_Task directions_
Review the material and extract every line in which the word "document" occurs.

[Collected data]
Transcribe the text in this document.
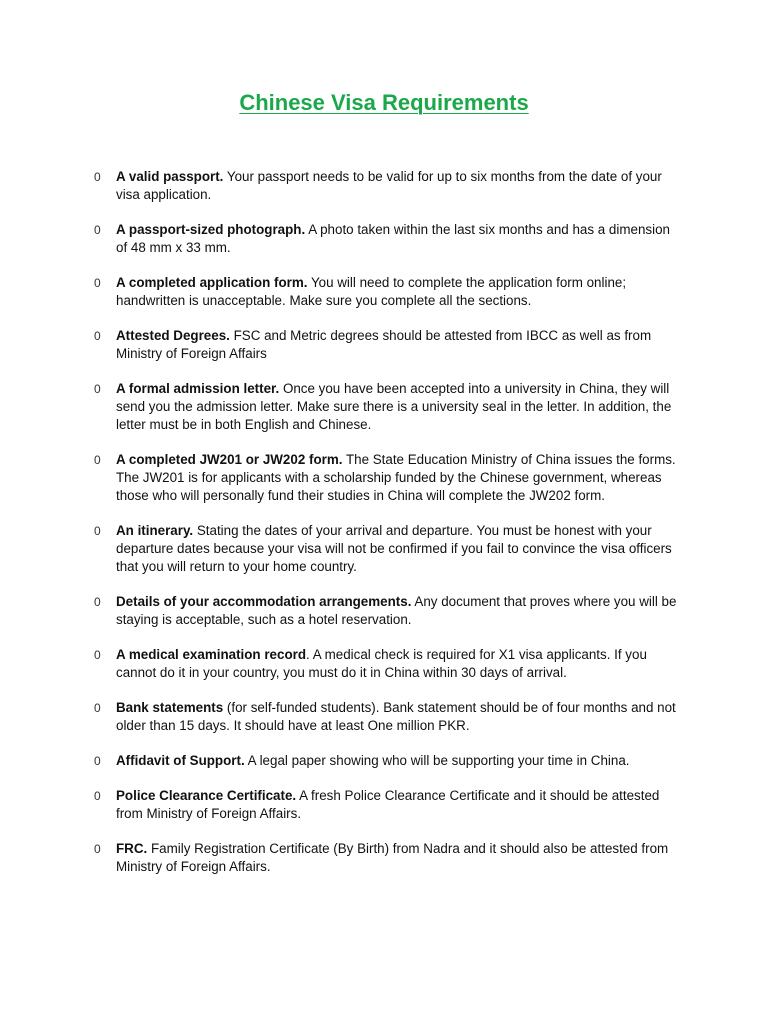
Chinese Visa Requirements
0 A valid passport. Your passport needs to be valid for up to six months from the date of your visa application.
0 A passport-sized photograph. A photo taken within the last six months and has a dimension of 48 mm x 33 mm.
0 A completed application form. You will need to complete the application form online; handwritten is unacceptable. Make sure you complete all the sections.
0 Attested Degrees. FSC and Metric degrees should be attested from IBCC as well as from Ministry of Foreign Affairs
0 A formal admission letter. Once you have been accepted into a university in China, they will send you the admission letter. Make sure there is a university seal in the letter. In addition, the letter must be in both English and Chinese.
0 A completed JW201 or JW202 form. The State Education Ministry of China issues the forms. The JW201 is for applicants with a scholarship funded by the Chinese government, whereas those who will personally fund their studies in China will complete the JW202 form.
0 An itinerary. Stating the dates of your arrival and departure. You must be honest with your departure dates because your visa will not be confirmed if you fail to convince the visa officers that you will return to your home country.
0 Details of your accommodation arrangements. Any document that proves where you will be staying is acceptable, such as a hotel reservation.
0 A medical examination record. A medical check is required for X1 visa applicants. If you cannot do it in your country, you must do it in China within 30 days of arrival.
0 Bank statements (for self-funded students). Bank statement should be of four months and not older than 15 days. It should have at least One million PKR.
0 Affidavit of Support. A legal paper showing who will be supporting your time in China.
0 Police Clearance Certificate. A fresh Police Clearance Certificate and it should be attested from Ministry of Foreign Affairs.
0 FRC. Family Registration Certificate (By Birth) from Nadra and it should also be attested from Ministry of Foreign Affairs.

_The output_
Transcribe the text in this document.
0 Details of your accommodation arrangements. Any document that proves where you will be staying is acceptable, such as a hotel reservation.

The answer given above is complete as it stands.